Given information:
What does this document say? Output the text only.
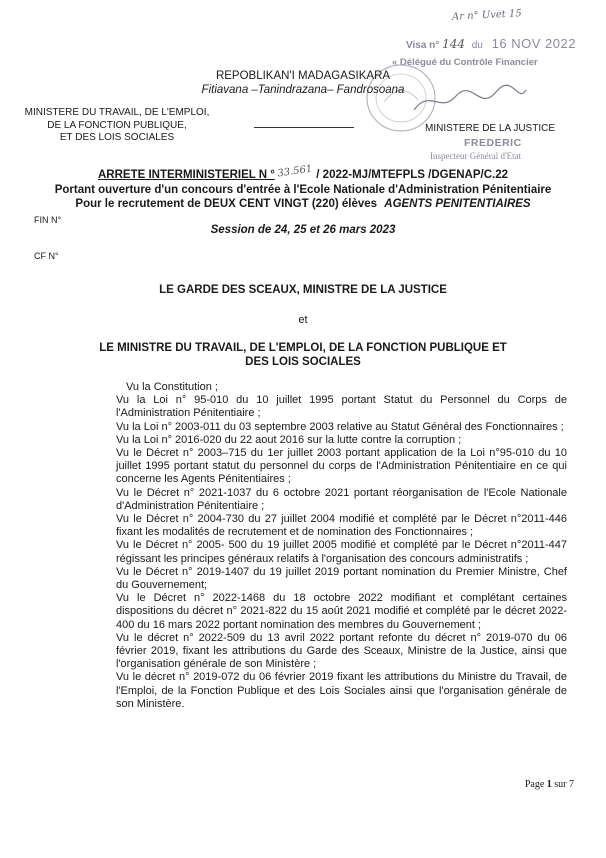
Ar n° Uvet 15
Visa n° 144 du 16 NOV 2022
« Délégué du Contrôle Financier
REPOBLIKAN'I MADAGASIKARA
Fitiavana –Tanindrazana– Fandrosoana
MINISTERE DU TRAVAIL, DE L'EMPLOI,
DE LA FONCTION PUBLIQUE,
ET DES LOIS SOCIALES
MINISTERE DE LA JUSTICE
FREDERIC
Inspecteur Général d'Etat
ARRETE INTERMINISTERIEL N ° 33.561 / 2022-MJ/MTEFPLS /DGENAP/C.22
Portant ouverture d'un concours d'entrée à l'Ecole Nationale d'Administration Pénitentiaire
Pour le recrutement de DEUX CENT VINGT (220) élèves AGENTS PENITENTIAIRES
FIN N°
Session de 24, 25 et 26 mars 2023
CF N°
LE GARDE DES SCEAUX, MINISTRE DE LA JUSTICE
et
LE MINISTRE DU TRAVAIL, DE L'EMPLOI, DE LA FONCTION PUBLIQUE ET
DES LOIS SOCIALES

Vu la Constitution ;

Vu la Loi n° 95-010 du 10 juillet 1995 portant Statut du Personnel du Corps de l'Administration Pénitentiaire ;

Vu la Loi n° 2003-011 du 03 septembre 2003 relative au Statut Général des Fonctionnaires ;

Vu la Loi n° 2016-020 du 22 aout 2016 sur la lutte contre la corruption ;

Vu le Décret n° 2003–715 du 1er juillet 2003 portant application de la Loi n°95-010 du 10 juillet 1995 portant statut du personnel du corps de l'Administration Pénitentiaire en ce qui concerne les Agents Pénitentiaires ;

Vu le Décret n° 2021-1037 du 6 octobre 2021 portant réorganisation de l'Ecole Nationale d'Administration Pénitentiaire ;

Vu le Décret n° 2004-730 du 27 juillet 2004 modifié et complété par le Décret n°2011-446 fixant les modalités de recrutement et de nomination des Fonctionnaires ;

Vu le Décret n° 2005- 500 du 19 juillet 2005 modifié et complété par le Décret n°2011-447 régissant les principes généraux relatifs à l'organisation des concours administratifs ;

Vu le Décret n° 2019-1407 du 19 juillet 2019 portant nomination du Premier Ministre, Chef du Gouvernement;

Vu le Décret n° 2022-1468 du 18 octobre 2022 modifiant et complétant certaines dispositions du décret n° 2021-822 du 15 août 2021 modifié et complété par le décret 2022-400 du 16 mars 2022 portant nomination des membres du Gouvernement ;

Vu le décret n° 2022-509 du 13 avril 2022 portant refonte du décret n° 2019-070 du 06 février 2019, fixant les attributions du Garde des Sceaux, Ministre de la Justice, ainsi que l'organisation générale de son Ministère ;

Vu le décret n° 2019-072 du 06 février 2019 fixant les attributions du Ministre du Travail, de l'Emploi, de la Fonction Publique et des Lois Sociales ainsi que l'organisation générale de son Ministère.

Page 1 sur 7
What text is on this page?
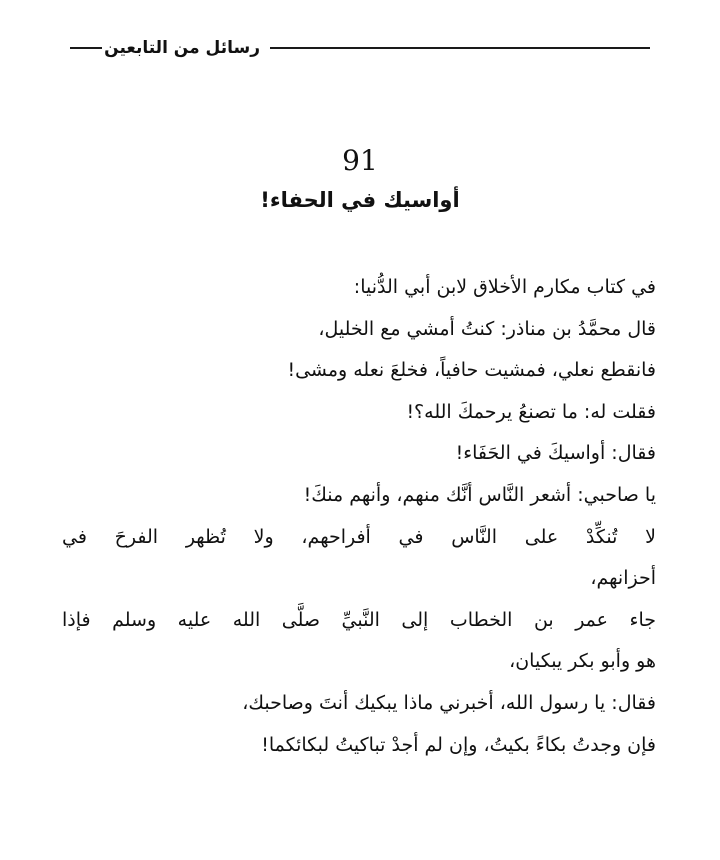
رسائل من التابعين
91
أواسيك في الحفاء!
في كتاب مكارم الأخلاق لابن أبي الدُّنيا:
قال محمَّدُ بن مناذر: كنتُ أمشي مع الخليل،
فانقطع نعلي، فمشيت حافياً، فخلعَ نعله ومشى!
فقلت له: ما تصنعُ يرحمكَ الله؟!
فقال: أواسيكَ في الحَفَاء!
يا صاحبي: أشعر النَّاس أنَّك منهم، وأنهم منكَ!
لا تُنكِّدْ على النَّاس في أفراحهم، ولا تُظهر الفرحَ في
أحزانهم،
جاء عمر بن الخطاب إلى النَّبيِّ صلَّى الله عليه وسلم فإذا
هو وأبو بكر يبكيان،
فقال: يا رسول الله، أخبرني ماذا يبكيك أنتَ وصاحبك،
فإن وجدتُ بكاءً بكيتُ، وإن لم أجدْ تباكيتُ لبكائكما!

Aim: Among the lines of the material, find those that hold the word "text" and copy them.

Answer to this exercise:
What does this document say? Output the text only.
What text is on this page?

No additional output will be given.